* [What is asked]: Copy every line of the data that includes the string "Female".

* [Records provided]:

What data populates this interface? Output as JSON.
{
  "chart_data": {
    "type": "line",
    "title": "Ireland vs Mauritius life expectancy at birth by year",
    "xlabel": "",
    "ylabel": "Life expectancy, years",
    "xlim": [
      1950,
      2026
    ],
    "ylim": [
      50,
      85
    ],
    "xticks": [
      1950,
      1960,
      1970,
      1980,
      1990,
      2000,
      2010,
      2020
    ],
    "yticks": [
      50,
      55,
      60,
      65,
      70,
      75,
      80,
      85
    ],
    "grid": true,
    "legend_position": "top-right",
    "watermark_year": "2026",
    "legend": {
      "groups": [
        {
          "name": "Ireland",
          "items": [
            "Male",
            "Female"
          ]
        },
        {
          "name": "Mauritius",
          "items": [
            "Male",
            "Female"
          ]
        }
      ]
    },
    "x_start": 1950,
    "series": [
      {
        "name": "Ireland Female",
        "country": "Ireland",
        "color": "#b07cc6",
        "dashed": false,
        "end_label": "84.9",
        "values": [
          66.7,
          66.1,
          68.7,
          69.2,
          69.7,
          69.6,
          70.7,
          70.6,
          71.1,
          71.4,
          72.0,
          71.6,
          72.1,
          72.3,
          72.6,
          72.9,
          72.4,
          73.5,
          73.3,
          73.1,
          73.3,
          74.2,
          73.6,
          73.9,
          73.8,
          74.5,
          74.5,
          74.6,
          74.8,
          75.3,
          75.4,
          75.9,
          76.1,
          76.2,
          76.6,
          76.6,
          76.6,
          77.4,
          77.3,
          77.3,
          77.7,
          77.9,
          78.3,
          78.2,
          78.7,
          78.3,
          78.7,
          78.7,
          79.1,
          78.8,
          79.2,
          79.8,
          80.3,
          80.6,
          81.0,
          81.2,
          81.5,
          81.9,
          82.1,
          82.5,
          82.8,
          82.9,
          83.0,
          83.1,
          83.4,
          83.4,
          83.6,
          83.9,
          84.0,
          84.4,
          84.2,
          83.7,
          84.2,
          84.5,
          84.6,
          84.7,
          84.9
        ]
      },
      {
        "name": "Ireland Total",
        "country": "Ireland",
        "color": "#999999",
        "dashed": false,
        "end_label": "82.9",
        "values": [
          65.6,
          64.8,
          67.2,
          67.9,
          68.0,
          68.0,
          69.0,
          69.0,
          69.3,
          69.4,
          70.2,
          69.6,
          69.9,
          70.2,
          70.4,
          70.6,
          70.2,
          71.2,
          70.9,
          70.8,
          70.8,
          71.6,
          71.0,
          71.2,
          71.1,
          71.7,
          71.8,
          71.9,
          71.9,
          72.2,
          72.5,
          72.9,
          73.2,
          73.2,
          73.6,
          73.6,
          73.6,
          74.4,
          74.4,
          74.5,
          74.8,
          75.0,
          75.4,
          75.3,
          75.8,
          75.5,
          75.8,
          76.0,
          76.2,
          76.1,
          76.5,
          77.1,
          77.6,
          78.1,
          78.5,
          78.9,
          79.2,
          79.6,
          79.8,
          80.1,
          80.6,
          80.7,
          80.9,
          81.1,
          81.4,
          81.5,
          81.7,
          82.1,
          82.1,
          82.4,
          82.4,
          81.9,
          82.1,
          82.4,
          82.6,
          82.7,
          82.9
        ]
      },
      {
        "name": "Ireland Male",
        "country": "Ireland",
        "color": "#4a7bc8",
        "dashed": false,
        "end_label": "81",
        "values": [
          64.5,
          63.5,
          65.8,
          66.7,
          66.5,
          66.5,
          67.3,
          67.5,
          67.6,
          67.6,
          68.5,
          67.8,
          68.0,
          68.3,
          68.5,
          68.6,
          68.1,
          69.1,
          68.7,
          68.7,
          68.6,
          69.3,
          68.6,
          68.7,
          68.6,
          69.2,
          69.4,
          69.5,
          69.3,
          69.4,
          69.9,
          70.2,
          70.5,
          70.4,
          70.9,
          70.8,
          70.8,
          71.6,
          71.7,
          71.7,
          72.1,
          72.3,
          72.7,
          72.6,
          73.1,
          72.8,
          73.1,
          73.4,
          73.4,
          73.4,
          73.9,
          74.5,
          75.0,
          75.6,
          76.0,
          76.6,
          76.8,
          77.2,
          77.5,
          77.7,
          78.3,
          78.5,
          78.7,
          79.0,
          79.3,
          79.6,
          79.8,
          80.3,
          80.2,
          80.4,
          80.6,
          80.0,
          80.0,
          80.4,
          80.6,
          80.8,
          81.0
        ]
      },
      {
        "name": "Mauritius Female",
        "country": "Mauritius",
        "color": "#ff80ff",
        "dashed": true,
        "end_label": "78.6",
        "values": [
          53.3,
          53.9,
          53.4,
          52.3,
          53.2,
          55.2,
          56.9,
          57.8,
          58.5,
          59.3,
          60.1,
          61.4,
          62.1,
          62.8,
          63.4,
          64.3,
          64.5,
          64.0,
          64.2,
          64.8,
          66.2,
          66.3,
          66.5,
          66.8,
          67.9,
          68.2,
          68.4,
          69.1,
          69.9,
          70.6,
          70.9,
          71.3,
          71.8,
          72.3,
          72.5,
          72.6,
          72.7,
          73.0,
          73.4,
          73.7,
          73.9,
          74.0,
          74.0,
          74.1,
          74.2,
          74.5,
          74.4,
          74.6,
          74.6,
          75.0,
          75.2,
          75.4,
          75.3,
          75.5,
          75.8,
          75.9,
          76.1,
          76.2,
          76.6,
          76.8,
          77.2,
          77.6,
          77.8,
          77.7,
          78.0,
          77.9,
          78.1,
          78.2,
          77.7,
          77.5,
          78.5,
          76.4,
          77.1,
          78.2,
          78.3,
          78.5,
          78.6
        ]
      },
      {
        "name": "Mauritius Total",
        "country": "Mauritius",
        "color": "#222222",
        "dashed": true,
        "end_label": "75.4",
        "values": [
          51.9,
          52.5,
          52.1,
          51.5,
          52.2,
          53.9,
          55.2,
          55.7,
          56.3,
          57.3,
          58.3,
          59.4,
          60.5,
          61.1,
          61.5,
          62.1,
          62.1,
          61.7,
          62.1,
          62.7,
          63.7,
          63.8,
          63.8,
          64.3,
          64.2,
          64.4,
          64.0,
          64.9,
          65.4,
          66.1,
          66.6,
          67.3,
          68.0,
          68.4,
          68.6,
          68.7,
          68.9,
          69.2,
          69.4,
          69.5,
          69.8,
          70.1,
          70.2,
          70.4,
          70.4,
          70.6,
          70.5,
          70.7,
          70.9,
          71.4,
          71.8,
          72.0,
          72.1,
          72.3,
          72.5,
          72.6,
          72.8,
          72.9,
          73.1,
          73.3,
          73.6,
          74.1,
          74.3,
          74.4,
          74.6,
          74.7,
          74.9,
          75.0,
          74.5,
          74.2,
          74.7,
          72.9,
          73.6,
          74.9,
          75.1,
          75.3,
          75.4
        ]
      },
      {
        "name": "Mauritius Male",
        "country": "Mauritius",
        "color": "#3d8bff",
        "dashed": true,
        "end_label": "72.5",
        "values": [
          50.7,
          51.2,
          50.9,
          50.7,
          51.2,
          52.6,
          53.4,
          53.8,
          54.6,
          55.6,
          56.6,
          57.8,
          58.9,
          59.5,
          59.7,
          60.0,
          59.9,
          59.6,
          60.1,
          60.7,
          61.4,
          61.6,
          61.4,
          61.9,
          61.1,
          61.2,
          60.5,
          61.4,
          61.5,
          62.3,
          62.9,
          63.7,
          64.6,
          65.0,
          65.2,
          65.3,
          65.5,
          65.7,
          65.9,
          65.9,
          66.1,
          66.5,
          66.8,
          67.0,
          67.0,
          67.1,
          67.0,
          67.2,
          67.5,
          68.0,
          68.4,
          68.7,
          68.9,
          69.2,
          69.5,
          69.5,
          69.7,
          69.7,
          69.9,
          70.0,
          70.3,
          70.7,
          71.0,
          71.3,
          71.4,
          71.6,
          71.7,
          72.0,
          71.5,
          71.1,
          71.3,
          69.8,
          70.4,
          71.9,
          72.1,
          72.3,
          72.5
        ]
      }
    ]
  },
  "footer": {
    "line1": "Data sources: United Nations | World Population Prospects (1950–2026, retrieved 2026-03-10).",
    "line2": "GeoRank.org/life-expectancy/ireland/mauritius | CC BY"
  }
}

* [Exercise answer]:
            "Female"
            "Female"
        "name": "Ireland Female",
        "name": "Mauritius Female",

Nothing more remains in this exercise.